▶ [REQUIREMENTS]: The records below must be retyped exactly.

▶ [DATASET EXTRACT]:

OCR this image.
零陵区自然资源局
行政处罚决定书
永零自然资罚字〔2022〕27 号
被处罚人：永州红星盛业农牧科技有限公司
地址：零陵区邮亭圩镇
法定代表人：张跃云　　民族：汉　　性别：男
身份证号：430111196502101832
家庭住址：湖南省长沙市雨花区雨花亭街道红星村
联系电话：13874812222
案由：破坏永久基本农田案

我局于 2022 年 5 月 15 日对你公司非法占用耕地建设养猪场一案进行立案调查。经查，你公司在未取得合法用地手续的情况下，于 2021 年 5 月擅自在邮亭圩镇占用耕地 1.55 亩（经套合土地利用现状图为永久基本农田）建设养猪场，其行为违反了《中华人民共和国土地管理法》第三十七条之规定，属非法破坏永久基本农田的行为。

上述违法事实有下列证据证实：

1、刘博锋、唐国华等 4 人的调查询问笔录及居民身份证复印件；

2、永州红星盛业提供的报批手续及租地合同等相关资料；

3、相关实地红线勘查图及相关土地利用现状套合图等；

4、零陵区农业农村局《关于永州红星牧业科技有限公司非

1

▶ [TASK RESPONSE]:
OCR this image.
零陵区自然资源局
行政处罚决定书
永零自然资罚字〔2022〕27 号
被处罚人：永州红星盛业农牧科技有限公司
地址：零陵区邮亭圩镇
法定代表人：张跃云　　民族：汉　　性别：男
身份证号：430111196502101832
家庭住址：湖南省长沙市雨花区雨花亭街道红星村
联系电话：13874812222
案由：破坏永久基本农田案

我局于 2022 年 5 月 15 日对你公司非法占用耕地建设养猪场一案进行立案调查。经查，你公司在未取得合法用地手续的情况下，于 2021 年 5 月擅自在邮亭圩镇占用耕地 1.55 亩（经套合土地利用现状图为永久基本农田）建设养猪场，其行为违反了《中华人民共和国土地管理法》第三十七条之规定，属非法破坏永久基本农田的行为。

上述违法事实有下列证据证实：

1、刘博锋、唐国华等 4 人的调查询问笔录及居民身份证复印件；

2、永州红星盛业提供的报批手续及租地合同等相关资料；

3、相关实地红线勘查图及相关土地利用现状套合图等；

4、零陵区农业农村局《关于永州红星牧业科技有限公司非

1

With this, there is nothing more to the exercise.